— start of EXTRACT PROVIDED —

[HarfBuzz] [Indic] Inspecting the font for consonant position with Free Sans

Behdad Esfahbod behdad at behdad.org
Tue Mar 5 16:58:33 PST 2013

With Free Sans, and a sequence like <U+0924,U+094D,U+0930> (TA,Virama,RA),
HarfBuzz is failing to for the correct conjunct while Uniscribe doesn't.

The problem is: Free Sans has both deva and dev2 tables.  HarfBuzz correctly
chooses dev2.  Now, we then proceed to find the base.  For that, we check
whether "Virama,RA" matches the blwf feature.  It doesn't.  As such we take RA
to be the syllable base, and things go down from there.

Uniscribe somehow figures it out.  Assuming that Uniscribe is also using the
dev2 table, I guessed that Free Sans has wrong blwf tables (simply copied over
from the deva table) and as such matches 'RA,Virama' instead of 'Virama,RA'.
Indeed, looking for that makes HarfBuzz correctly shape the sequence.

So, I'm going to change the Indic shaper to look for both sequences, Virama
first and Virama last, when categorizing consonants.  It's a bummer that we
should take such performance hit because of some broken fonts, but that
shouldn't be a big deal.

I can't think of any situation that this would have unwanted consequences.

Will implement, test, and push.

— end of EXTRACT PROVIDED —
— start of RECORDS SUPPLIED —

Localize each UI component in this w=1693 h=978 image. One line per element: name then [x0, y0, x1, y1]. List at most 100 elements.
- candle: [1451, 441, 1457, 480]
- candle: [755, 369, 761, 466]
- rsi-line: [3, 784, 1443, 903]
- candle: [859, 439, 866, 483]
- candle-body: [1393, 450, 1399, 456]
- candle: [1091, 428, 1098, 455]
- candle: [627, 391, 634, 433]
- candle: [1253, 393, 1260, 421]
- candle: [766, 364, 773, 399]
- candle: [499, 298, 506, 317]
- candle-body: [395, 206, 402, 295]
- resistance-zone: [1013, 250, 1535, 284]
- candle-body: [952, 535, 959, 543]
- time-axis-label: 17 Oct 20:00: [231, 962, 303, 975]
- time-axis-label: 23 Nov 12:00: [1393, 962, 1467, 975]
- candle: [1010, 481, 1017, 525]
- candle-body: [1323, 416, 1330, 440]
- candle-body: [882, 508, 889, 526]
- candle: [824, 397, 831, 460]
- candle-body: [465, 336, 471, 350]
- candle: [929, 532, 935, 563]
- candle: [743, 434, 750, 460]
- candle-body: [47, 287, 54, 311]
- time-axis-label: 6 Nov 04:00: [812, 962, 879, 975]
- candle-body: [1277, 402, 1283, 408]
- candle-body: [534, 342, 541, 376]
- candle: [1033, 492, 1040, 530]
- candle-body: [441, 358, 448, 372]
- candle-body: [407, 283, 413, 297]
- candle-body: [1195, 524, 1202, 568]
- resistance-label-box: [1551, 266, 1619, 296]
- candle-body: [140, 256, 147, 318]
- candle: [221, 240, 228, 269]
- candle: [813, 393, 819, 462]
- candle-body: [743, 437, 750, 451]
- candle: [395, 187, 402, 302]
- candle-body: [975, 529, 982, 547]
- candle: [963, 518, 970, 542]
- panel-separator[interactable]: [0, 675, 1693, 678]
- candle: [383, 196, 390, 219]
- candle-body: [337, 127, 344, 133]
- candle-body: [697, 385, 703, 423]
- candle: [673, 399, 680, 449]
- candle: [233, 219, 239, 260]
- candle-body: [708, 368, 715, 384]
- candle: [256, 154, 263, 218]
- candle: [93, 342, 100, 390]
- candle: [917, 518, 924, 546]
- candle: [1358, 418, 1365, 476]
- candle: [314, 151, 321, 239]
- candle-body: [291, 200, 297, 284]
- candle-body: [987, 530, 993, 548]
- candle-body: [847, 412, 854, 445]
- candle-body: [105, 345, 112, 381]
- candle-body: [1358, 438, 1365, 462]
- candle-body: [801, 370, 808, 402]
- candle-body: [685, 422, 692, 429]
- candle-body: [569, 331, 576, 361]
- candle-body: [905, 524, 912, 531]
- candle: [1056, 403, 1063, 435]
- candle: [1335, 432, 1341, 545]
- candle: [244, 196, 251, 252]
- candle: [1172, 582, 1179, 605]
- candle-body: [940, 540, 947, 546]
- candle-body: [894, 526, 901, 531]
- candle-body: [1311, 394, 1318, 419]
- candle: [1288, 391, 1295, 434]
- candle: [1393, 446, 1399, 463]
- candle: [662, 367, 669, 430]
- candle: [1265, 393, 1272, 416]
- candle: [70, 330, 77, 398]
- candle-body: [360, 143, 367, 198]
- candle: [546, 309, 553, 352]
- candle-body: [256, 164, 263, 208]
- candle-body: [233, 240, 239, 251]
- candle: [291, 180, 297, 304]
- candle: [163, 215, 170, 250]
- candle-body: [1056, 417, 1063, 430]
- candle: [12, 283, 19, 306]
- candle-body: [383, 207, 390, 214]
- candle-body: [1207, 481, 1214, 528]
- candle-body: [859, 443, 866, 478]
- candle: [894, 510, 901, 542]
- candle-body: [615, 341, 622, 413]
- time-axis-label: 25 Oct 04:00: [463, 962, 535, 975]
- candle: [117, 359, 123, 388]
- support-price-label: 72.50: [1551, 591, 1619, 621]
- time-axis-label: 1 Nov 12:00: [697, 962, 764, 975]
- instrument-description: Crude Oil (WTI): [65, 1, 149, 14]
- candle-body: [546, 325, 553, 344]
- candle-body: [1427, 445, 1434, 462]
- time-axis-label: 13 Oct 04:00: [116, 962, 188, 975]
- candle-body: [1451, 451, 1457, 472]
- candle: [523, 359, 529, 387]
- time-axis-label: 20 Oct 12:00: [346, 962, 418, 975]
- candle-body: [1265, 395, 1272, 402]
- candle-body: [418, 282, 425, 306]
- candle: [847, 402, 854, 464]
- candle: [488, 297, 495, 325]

— end of RECORDS SUPPLIED —

▶ PROBLEM DESCRIPTION
From the post about HarfBuzz and Free Sans, reproduce verbatim the passage starting with "The problem is: Free" and going on through "instead of 'Virama,RA'.".

▶ COMPLETE ANSWER
The problem is: Free Sans has both deva and dev2 tables.  HarfBuzz correctly
chooses dev2.  Now, we then proceed to find the base.  For that, we check
whether "Virama,RA" matches the blwf feature.  It doesn't.  As such we take RA
to be the syllable base, and things go down from there.

Uniscribe somehow figures it out.  Assuming that Uniscribe is also using the
dev2 table, I guessed that Free Sans has wrong blwf tables (simply copied over
from the deva table) and as such matches 'RA,Virama' instead of 'Virama,RA'.